# CHALLENGE
Gather all lines with "potential" from the records.

──────── DATASET EXTRACT

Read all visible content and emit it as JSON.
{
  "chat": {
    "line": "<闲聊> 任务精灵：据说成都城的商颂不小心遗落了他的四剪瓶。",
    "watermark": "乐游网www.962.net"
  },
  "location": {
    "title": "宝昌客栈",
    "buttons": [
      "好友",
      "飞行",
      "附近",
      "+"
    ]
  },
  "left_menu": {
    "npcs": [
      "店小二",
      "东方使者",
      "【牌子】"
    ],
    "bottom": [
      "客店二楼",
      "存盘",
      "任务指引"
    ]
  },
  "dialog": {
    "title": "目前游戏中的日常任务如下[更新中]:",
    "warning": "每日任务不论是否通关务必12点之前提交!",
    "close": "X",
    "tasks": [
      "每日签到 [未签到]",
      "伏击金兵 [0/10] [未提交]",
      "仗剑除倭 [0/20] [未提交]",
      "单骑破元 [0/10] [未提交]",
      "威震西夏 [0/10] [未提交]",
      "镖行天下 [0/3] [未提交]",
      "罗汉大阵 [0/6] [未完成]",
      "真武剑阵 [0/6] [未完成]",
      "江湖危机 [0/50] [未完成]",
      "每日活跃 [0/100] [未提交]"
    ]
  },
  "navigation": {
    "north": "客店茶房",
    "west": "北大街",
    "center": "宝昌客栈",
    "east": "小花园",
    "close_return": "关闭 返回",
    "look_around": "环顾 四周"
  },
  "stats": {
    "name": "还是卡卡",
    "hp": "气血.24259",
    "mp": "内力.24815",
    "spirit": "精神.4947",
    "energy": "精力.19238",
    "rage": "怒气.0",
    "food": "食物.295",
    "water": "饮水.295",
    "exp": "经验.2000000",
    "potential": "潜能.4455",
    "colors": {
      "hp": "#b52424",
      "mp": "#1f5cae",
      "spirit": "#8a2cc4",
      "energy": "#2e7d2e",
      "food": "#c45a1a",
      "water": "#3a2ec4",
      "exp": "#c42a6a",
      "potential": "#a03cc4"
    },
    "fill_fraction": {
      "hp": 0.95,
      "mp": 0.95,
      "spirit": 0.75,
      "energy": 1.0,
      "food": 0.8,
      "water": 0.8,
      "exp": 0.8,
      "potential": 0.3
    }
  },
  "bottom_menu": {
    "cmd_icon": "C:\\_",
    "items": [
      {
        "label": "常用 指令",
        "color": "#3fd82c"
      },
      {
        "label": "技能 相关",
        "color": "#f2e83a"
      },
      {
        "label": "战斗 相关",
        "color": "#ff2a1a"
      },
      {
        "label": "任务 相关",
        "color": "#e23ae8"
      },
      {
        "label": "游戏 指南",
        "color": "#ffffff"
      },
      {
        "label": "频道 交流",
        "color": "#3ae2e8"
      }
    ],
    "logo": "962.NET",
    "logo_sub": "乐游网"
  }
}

────────────────

# SOLUTION TO THIS EXERCISE
    "potential": "潜能.4455",
      "potential": "#a03cc4"
      "potential": 0.3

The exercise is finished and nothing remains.